**SHORT PROBLEM**
Copy every line that mentions the word "concave".

**RECORD SET**
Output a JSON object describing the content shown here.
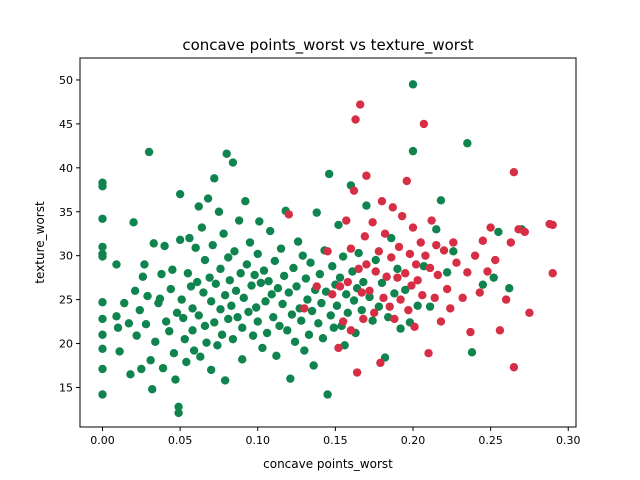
{
  "chart_data": {
    "type": "scatter",
    "title": "concave points_worst vs texture_worst",
    "xlabel": "concave points_worst",
    "ylabel": "texture_worst",
    "xlim": [
      -0.0145,
      0.305
    ],
    "ylim": [
      10.5,
      52.5
    ],
    "xticks": [
      0.0,
      0.05,
      0.1,
      0.15,
      0.2,
      0.25,
      0.3
    ],
    "xtick_labels": [
      "0.00",
      "0.05",
      "0.10",
      "0.15",
      "0.20",
      "0.25",
      "0.30"
    ],
    "yticks": [
      15,
      20,
      25,
      30,
      35,
      40,
      45,
      50
    ],
    "ytick_labels": [
      "15",
      "20",
      "25",
      "30",
      "35",
      "40",
      "45",
      "50"
    ],
    "grid": false,
    "legend": "none",
    "series": [
      {
        "color": "#10844f",
        "points": [
          [
            0.0,
            38.3
          ],
          [
            0.0,
            37.9
          ],
          [
            0.0,
            34.2
          ],
          [
            0.0,
            31.0
          ],
          [
            0.0,
            30.2
          ],
          [
            0.0,
            29.9
          ],
          [
            0.0,
            24.7
          ],
          [
            0.0,
            22.8
          ],
          [
            0.0,
            21.0
          ],
          [
            0.0,
            19.4
          ],
          [
            0.0,
            17.1
          ],
          [
            0.0,
            14.2
          ],
          [
            0.009,
            29.0
          ],
          [
            0.009,
            23.1
          ],
          [
            0.01,
            21.8
          ],
          [
            0.011,
            19.1
          ],
          [
            0.014,
            24.6
          ],
          [
            0.017,
            22.3
          ],
          [
            0.018,
            16.5
          ],
          [
            0.02,
            33.8
          ],
          [
            0.021,
            26.0
          ],
          [
            0.022,
            20.9
          ],
          [
            0.024,
            23.8
          ],
          [
            0.025,
            17.1
          ],
          [
            0.026,
            27.6
          ],
          [
            0.027,
            29.0
          ],
          [
            0.028,
            22.2
          ],
          [
            0.029,
            25.4
          ],
          [
            0.03,
            41.8
          ],
          [
            0.031,
            18.1
          ],
          [
            0.032,
            14.8
          ],
          [
            0.033,
            31.4
          ],
          [
            0.034,
            20.2
          ],
          [
            0.036,
            24.6
          ],
          [
            0.037,
            25.1
          ],
          [
            0.038,
            27.9
          ],
          [
            0.039,
            17.2
          ],
          [
            0.04,
            31.1
          ],
          [
            0.041,
            22.5
          ],
          [
            0.043,
            21.4
          ],
          [
            0.044,
            26.2
          ],
          [
            0.045,
            28.4
          ],
          [
            0.046,
            18.9
          ],
          [
            0.047,
            15.9
          ],
          [
            0.048,
            23.5
          ],
          [
            0.049,
            12.8
          ],
          [
            0.049,
            12.1
          ],
          [
            0.05,
            37.0
          ],
          [
            0.05,
            31.8
          ],
          [
            0.051,
            25.0
          ],
          [
            0.052,
            22.9
          ],
          [
            0.053,
            20.5
          ],
          [
            0.054,
            17.9
          ],
          [
            0.055,
            28.0
          ],
          [
            0.056,
            32.0
          ],
          [
            0.057,
            26.5
          ],
          [
            0.058,
            24.0
          ],
          [
            0.058,
            21.5
          ],
          [
            0.059,
            19.2
          ],
          [
            0.06,
            30.9
          ],
          [
            0.061,
            27.0
          ],
          [
            0.062,
            35.6
          ],
          [
            0.062,
            23.2
          ],
          [
            0.063,
            18.5
          ],
          [
            0.064,
            33.2
          ],
          [
            0.065,
            25.8
          ],
          [
            0.066,
            29.5
          ],
          [
            0.066,
            22.0
          ],
          [
            0.067,
            20.1
          ],
          [
            0.068,
            36.5
          ],
          [
            0.069,
            27.5
          ],
          [
            0.07,
            24.8
          ],
          [
            0.07,
            17.0
          ],
          [
            0.071,
            31.2
          ],
          [
            0.072,
            38.8
          ],
          [
            0.072,
            22.4
          ],
          [
            0.073,
            26.8
          ],
          [
            0.074,
            19.8
          ],
          [
            0.075,
            35.0
          ],
          [
            0.076,
            28.5
          ],
          [
            0.076,
            23.9
          ],
          [
            0.077,
            21.0
          ],
          [
            0.078,
            32.5
          ],
          [
            0.079,
            25.5
          ],
          [
            0.079,
            15.8
          ],
          [
            0.08,
            41.6
          ],
          [
            0.081,
            29.8
          ],
          [
            0.081,
            22.8
          ],
          [
            0.082,
            27.2
          ],
          [
            0.083,
            24.3
          ],
          [
            0.084,
            40.6
          ],
          [
            0.084,
            20.5
          ],
          [
            0.085,
            30.5
          ],
          [
            0.086,
            26.0
          ],
          [
            0.087,
            23.0
          ],
          [
            0.088,
            34.0
          ],
          [
            0.089,
            28.0
          ],
          [
            0.09,
            21.8
          ],
          [
            0.09,
            18.2
          ],
          [
            0.091,
            25.2
          ],
          [
            0.092,
            36.2
          ],
          [
            0.093,
            29.0
          ],
          [
            0.094,
            23.6
          ],
          [
            0.095,
            31.5
          ],
          [
            0.096,
            26.6
          ],
          [
            0.097,
            20.9
          ],
          [
            0.098,
            27.8
          ],
          [
            0.099,
            24.1
          ],
          [
            0.1,
            30.2
          ],
          [
            0.1,
            22.5
          ],
          [
            0.101,
            33.9
          ],
          [
            0.102,
            26.9
          ],
          [
            0.103,
            19.5
          ],
          [
            0.104,
            28.3
          ],
          [
            0.105,
            24.8
          ],
          [
            0.106,
            21.2
          ],
          [
            0.107,
            27.1
          ],
          [
            0.108,
            32.8
          ],
          [
            0.109,
            25.6
          ],
          [
            0.11,
            23.0
          ],
          [
            0.111,
            29.4
          ],
          [
            0.112,
            18.6
          ],
          [
            0.113,
            26.3
          ],
          [
            0.114,
            22.0
          ],
          [
            0.115,
            30.8
          ],
          [
            0.116,
            24.5
          ],
          [
            0.117,
            27.7
          ],
          [
            0.118,
            35.1
          ],
          [
            0.119,
            21.5
          ],
          [
            0.12,
            25.8
          ],
          [
            0.121,
            16.0
          ],
          [
            0.122,
            23.3
          ],
          [
            0.123,
            28.6
          ],
          [
            0.124,
            20.2
          ],
          [
            0.125,
            26.5
          ],
          [
            0.126,
            31.6
          ],
          [
            0.127,
            24.0
          ],
          [
            0.128,
            22.6
          ],
          [
            0.129,
            30.0
          ],
          [
            0.13,
            19.2
          ],
          [
            0.131,
            27.4
          ],
          [
            0.132,
            25.0
          ],
          [
            0.133,
            21.0
          ],
          [
            0.134,
            29.2
          ],
          [
            0.135,
            23.7
          ],
          [
            0.136,
            17.5
          ],
          [
            0.137,
            26.1
          ],
          [
            0.138,
            34.9
          ],
          [
            0.139,
            22.3
          ],
          [
            0.14,
            27.9
          ],
          [
            0.141,
            24.6
          ],
          [
            0.142,
            20.6
          ],
          [
            0.143,
            30.6
          ],
          [
            0.144,
            25.9
          ],
          [
            0.145,
            14.2
          ],
          [
            0.146,
            39.3
          ],
          [
            0.147,
            23.2
          ],
          [
            0.148,
            28.8
          ],
          [
            0.149,
            21.8
          ],
          [
            0.15,
            26.7
          ],
          [
            0.151,
            24.3
          ],
          [
            0.152,
            33.5
          ],
          [
            0.153,
            27.5
          ],
          [
            0.154,
            22.0
          ],
          [
            0.155,
            29.9
          ],
          [
            0.156,
            19.8
          ],
          [
            0.157,
            25.6
          ],
          [
            0.158,
            23.5
          ],
          [
            0.16,
            38.0
          ],
          [
            0.161,
            28.2
          ],
          [
            0.162,
            24.9
          ],
          [
            0.163,
            21.2
          ],
          [
            0.164,
            26.3
          ],
          [
            0.165,
            30.3
          ],
          [
            0.167,
            23.8
          ],
          [
            0.168,
            27.0
          ],
          [
            0.17,
            35.7
          ],
          [
            0.172,
            25.3
          ],
          [
            0.174,
            22.6
          ],
          [
            0.176,
            29.5
          ],
          [
            0.178,
            24.2
          ],
          [
            0.18,
            26.9
          ],
          [
            0.182,
            18.4
          ],
          [
            0.184,
            23.0
          ],
          [
            0.186,
            32.0
          ],
          [
            0.188,
            25.7
          ],
          [
            0.19,
            28.5
          ],
          [
            0.192,
            21.7
          ],
          [
            0.195,
            26.1
          ],
          [
            0.198,
            22.4
          ],
          [
            0.2,
            49.5
          ],
          [
            0.2,
            41.9
          ],
          [
            0.203,
            24.3
          ],
          [
            0.207,
            28.8
          ],
          [
            0.211,
            24.2
          ],
          [
            0.215,
            33.0
          ],
          [
            0.218,
            36.3
          ],
          [
            0.222,
            28.1
          ],
          [
            0.226,
            30.5
          ],
          [
            0.235,
            42.8
          ],
          [
            0.238,
            19.0
          ],
          [
            0.245,
            26.7
          ],
          [
            0.252,
            27.5
          ],
          [
            0.255,
            32.7
          ],
          [
            0.262,
            26.3
          ],
          [
            0.27,
            33.0
          ]
        ]
      },
      {
        "color": "#d62f45",
        "points": [
          [
            0.12,
            34.7
          ],
          [
            0.13,
            24.0
          ],
          [
            0.138,
            26.5
          ],
          [
            0.145,
            30.5
          ],
          [
            0.148,
            25.6
          ],
          [
            0.152,
            19.5
          ],
          [
            0.153,
            26.5
          ],
          [
            0.155,
            22.5
          ],
          [
            0.157,
            34.0
          ],
          [
            0.158,
            27.0
          ],
          [
            0.16,
            30.8
          ],
          [
            0.16,
            21.5
          ],
          [
            0.162,
            37.4
          ],
          [
            0.163,
            45.5
          ],
          [
            0.164,
            16.7
          ],
          [
            0.165,
            28.5
          ],
          [
            0.166,
            47.2
          ],
          [
            0.167,
            25.8
          ],
          [
            0.168,
            22.8
          ],
          [
            0.169,
            32.2
          ],
          [
            0.17,
            39.1
          ],
          [
            0.17,
            29.0
          ],
          [
            0.172,
            26.0
          ],
          [
            0.174,
            33.8
          ],
          [
            0.175,
            23.5
          ],
          [
            0.176,
            28.2
          ],
          [
            0.178,
            30.5
          ],
          [
            0.179,
            17.8
          ],
          [
            0.18,
            36.2
          ],
          [
            0.181,
            25.2
          ],
          [
            0.182,
            32.5
          ],
          [
            0.183,
            27.6
          ],
          [
            0.185,
            24.2
          ],
          [
            0.186,
            29.8
          ],
          [
            0.187,
            35.5
          ],
          [
            0.188,
            22.8
          ],
          [
            0.19,
            27.5
          ],
          [
            0.191,
            31.0
          ],
          [
            0.192,
            25.0
          ],
          [
            0.193,
            34.5
          ],
          [
            0.195,
            28.0
          ],
          [
            0.196,
            38.5
          ],
          [
            0.197,
            23.8
          ],
          [
            0.198,
            30.2
          ],
          [
            0.199,
            26.6
          ],
          [
            0.2,
            33.2
          ],
          [
            0.201,
            21.9
          ],
          [
            0.202,
            29.0
          ],
          [
            0.203,
            27.2
          ],
          [
            0.205,
            31.5
          ],
          [
            0.206,
            25.5
          ],
          [
            0.207,
            45.0
          ],
          [
            0.208,
            30.0
          ],
          [
            0.21,
            18.9
          ],
          [
            0.211,
            28.6
          ],
          [
            0.212,
            34.0
          ],
          [
            0.214,
            25.2
          ],
          [
            0.215,
            31.2
          ],
          [
            0.216,
            27.8
          ],
          [
            0.218,
            22.5
          ],
          [
            0.22,
            30.6
          ],
          [
            0.222,
            26.2
          ],
          [
            0.224,
            24.0
          ],
          [
            0.226,
            31.5
          ],
          [
            0.228,
            29.2
          ],
          [
            0.232,
            25.2
          ],
          [
            0.235,
            28.1
          ],
          [
            0.237,
            21.3
          ],
          [
            0.24,
            30.0
          ],
          [
            0.243,
            25.8
          ],
          [
            0.245,
            31.7
          ],
          [
            0.248,
            28.2
          ],
          [
            0.25,
            33.2
          ],
          [
            0.253,
            29.5
          ],
          [
            0.256,
            21.5
          ],
          [
            0.26,
            25.0
          ],
          [
            0.263,
            31.5
          ],
          [
            0.265,
            39.5
          ],
          [
            0.265,
            17.3
          ],
          [
            0.268,
            33.0
          ],
          [
            0.272,
            32.7
          ],
          [
            0.275,
            23.5
          ],
          [
            0.288,
            33.6
          ],
          [
            0.29,
            33.5
          ],
          [
            0.29,
            28.0
          ]
        ]
      }
    ]
  }
}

**WORKED SOLUTION**
    "title": "concave points_worst vs texture_worst",
    "xlabel": "concave points_worst",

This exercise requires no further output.